++++ MATERIAL FOR THIS TASK

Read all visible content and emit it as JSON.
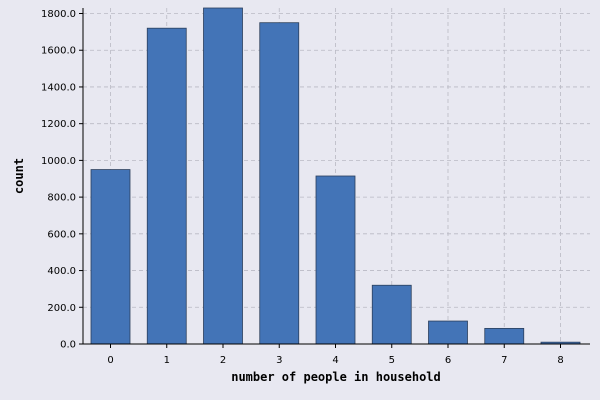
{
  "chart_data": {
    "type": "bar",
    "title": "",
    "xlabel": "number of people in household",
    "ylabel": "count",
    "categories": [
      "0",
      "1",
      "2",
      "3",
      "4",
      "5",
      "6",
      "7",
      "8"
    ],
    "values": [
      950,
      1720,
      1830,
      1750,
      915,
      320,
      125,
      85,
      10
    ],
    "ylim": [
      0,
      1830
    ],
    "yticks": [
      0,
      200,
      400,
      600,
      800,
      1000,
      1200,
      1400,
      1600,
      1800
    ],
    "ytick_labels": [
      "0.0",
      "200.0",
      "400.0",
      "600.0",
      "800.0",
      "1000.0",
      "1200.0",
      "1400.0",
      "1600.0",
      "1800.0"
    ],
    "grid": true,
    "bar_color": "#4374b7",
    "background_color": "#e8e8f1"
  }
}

++++++++

__GIVEN TASK__
Print the full listing exactly, dropping the pictures.

__ANSWER TO THIS TASK__
Read all visible content and emit it as JSON.
{
  "chart_data": {
    "type": "bar",
    "title": "",
    "xlabel": "number of people in household",
    "ylabel": "count",
    "categories": [
      "0",
      "1",
      "2",
      "3",
      "4",
      "5",
      "6",
      "7",
      "8"
    ],
    "values": [
      950,
      1720,
      1830,
      1750,
      915,
      320,
      125,
      85,
      10
    ],
    "ylim": [
      0,
      1830
    ],
    "yticks": [
      0,
      200,
      400,
      600,
      800,
      1000,
      1200,
      1400,
      1600,
      1800
    ],
    "ytick_labels": [
      "0.0",
      "200.0",
      "400.0",
      "600.0",
      "800.0",
      "1000.0",
      "1200.0",
      "1400.0",
      "1600.0",
      "1800.0"
    ],
    "grid": true,
    "bar_color": "#4374b7",
    "background_color": "#e8e8f1"
  }
}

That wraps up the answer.